Aim
Find and copy every line in the records that includes the string "filename".

Recorded information
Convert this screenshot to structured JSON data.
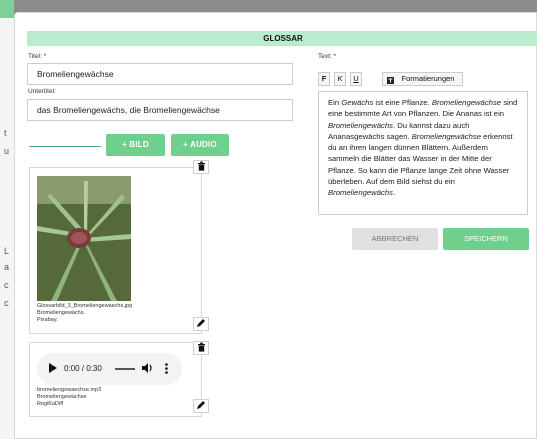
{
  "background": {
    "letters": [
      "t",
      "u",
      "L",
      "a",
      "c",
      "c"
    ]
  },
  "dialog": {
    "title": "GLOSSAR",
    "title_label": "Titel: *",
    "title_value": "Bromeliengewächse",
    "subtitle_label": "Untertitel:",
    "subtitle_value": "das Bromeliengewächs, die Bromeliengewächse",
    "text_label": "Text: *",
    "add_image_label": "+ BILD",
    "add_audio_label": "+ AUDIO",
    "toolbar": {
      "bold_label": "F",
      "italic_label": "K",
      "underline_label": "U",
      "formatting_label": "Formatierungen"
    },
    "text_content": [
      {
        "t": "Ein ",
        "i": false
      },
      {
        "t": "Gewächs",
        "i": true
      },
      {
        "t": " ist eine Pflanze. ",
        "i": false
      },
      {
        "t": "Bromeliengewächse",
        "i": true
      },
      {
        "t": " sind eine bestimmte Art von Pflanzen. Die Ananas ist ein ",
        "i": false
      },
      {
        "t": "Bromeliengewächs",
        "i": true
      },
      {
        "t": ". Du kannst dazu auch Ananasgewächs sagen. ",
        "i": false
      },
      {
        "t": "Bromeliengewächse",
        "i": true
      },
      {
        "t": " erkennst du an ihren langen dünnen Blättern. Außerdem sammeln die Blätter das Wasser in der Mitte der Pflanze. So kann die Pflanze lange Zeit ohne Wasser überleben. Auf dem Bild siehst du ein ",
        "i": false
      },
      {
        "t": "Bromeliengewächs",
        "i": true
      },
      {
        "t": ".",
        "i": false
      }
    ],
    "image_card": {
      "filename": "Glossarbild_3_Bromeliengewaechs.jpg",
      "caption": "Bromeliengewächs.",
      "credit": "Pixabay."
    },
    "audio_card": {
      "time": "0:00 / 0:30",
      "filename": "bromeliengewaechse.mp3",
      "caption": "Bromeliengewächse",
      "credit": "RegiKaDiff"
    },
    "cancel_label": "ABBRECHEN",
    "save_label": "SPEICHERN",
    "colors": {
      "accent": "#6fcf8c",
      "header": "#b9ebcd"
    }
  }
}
==
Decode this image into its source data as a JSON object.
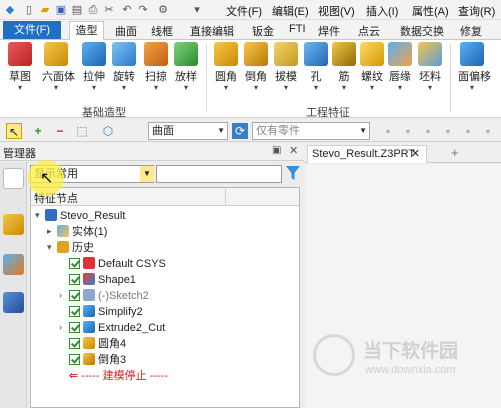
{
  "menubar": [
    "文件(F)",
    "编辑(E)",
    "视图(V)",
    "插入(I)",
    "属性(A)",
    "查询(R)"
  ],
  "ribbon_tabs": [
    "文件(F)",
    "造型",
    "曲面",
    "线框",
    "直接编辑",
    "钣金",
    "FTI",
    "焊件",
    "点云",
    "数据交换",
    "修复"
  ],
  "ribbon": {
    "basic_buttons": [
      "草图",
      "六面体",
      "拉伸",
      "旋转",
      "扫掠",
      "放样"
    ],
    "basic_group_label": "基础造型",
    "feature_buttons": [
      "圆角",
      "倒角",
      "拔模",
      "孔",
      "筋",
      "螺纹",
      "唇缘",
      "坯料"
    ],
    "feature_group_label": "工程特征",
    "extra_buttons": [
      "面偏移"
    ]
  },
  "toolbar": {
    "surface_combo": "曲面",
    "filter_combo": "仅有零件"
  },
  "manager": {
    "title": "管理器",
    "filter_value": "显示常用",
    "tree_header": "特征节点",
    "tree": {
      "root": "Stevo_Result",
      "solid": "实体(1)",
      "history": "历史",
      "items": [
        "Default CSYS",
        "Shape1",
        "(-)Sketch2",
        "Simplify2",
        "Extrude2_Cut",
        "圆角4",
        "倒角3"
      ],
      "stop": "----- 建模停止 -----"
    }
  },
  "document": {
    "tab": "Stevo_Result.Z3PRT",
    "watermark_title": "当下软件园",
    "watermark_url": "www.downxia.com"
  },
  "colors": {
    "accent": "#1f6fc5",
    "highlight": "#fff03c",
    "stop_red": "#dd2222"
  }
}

Task solution
      "filename": "Glossarbild_3_Bromeliengewaechs.jpg",
      "filename": "bromeliengewaechse.mp3",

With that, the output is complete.